◆ **Dataset excerpts**:
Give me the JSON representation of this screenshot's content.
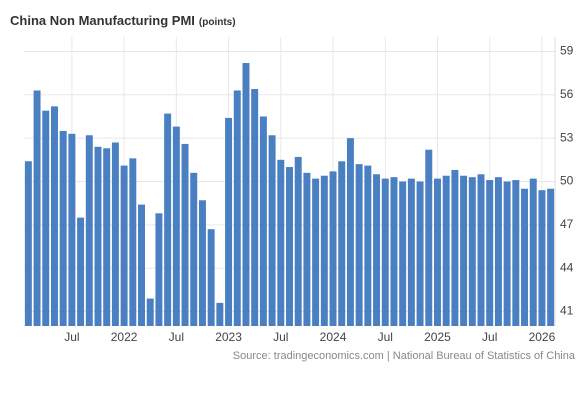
{
  "chart_data": {
    "type": "bar",
    "title": "China Non Manufacturing PMI",
    "subtitle": "(points)",
    "source": "Source: tradingeconomics.com | National Bureau of Statistics of China",
    "color": "#4a7fc1",
    "categories": [
      null,
      null,
      null,
      null,
      null,
      "Jul",
      null,
      null,
      null,
      null,
      null,
      "2022",
      null,
      null,
      null,
      null,
      null,
      "Jul",
      null,
      null,
      null,
      null,
      null,
      "2023",
      null,
      null,
      null,
      null,
      null,
      "Jul",
      null,
      null,
      null,
      null,
      null,
      "2024",
      null,
      null,
      null,
      null,
      null,
      "Jul",
      null,
      null,
      null,
      null,
      null,
      "2025",
      null,
      null,
      null,
      null,
      null,
      "Jul",
      null,
      null,
      null,
      null,
      null,
      "2026",
      null
    ],
    "values": [
      51.4,
      56.3,
      54.9,
      55.2,
      53.5,
      53.3,
      47.5,
      53.2,
      52.4,
      52.3,
      52.7,
      51.1,
      51.6,
      48.4,
      41.9,
      47.8,
      54.7,
      53.8,
      52.6,
      50.6,
      48.7,
      46.7,
      41.6,
      54.4,
      56.3,
      58.2,
      56.4,
      54.5,
      53.2,
      51.5,
      51.0,
      51.7,
      50.6,
      50.2,
      50.4,
      50.7,
      51.4,
      53.0,
      51.2,
      51.1,
      50.5,
      50.2,
      50.3,
      50.0,
      50.2,
      50.0,
      52.2,
      50.2,
      50.4,
      50.8,
      50.4,
      50.3,
      50.5,
      50.1,
      50.3,
      50.0,
      50.1,
      49.5,
      50.2,
      49.4,
      49.5
    ],
    "ylim": [
      40,
      60
    ],
    "yticks": [
      41,
      44,
      47,
      50,
      53,
      56,
      59
    ],
    "grid": true
  }
}
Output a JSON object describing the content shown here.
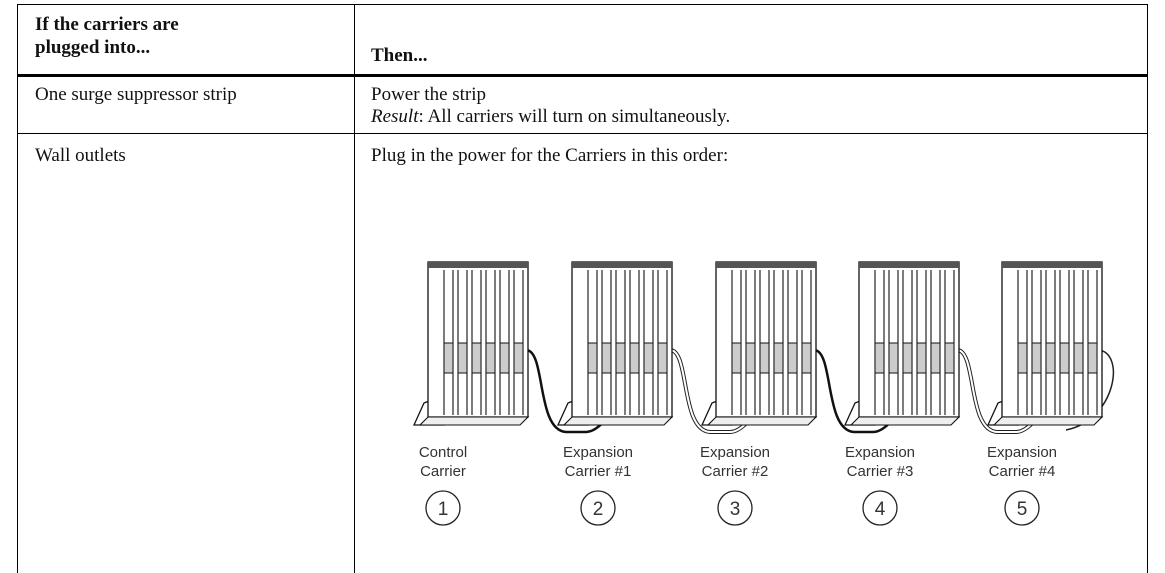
{
  "table": {
    "header": {
      "condition_lines": [
        "If the carriers are",
        "plugged into..."
      ],
      "action": "Then..."
    },
    "rows": [
      {
        "condition": "One surge suppressor strip",
        "action": "Power the strip",
        "result_label": "Result",
        "result_text": ": All carriers will turn on simultaneously."
      },
      {
        "condition": "Wall outlets",
        "action": "Plug in the power for the Carriers in this order:"
      }
    ],
    "carriers": [
      {
        "label_lines": [
          "Control",
          "Carrier"
        ],
        "number": "1"
      },
      {
        "label_lines": [
          "Expansion",
          "Carrier #1"
        ],
        "number": "2"
      },
      {
        "label_lines": [
          "Expansion",
          "Carrier #2"
        ],
        "number": "3"
      },
      {
        "label_lines": [
          "Expansion",
          "Carrier #3"
        ],
        "number": "4"
      },
      {
        "label_lines": [
          "Expansion",
          "Carrier #4"
        ],
        "number": "5"
      }
    ]
  }
}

◆ **What is asked**:
Write out exactly the lines from the line containing "Output a JSON" through the last line of the listing above, please, and leave out any pictures.

◆ **Response**:
Output a JSON object describing the content shown here.
{
  "table": {
    "header": {
      "condition_lines": [
        "If the carriers are",
        "plugged into..."
      ],
      "action": "Then..."
    },
    "rows": [
      {
        "condition": "One surge suppressor strip",
        "action": "Power the strip",
        "result_label": "Result",
        "result_text": ": All carriers will turn on simultaneously."
      },
      {
        "condition": "Wall outlets",
        "action": "Plug in the power for the Carriers in this order:"
      }
    ],
    "carriers": [
      {
        "label_lines": [
          "Control",
          "Carrier"
        ],
        "number": "1"
      },
      {
        "label_lines": [
          "Expansion",
          "Carrier #1"
        ],
        "number": "2"
      },
      {
        "label_lines": [
          "Expansion",
          "Carrier #2"
        ],
        "number": "3"
      },
      {
        "label_lines": [
          "Expansion",
          "Carrier #3"
        ],
        "number": "4"
      },
      {
        "label_lines": [
          "Expansion",
          "Carrier #4"
        ],
        "number": "5"
      }
    ]
  }
}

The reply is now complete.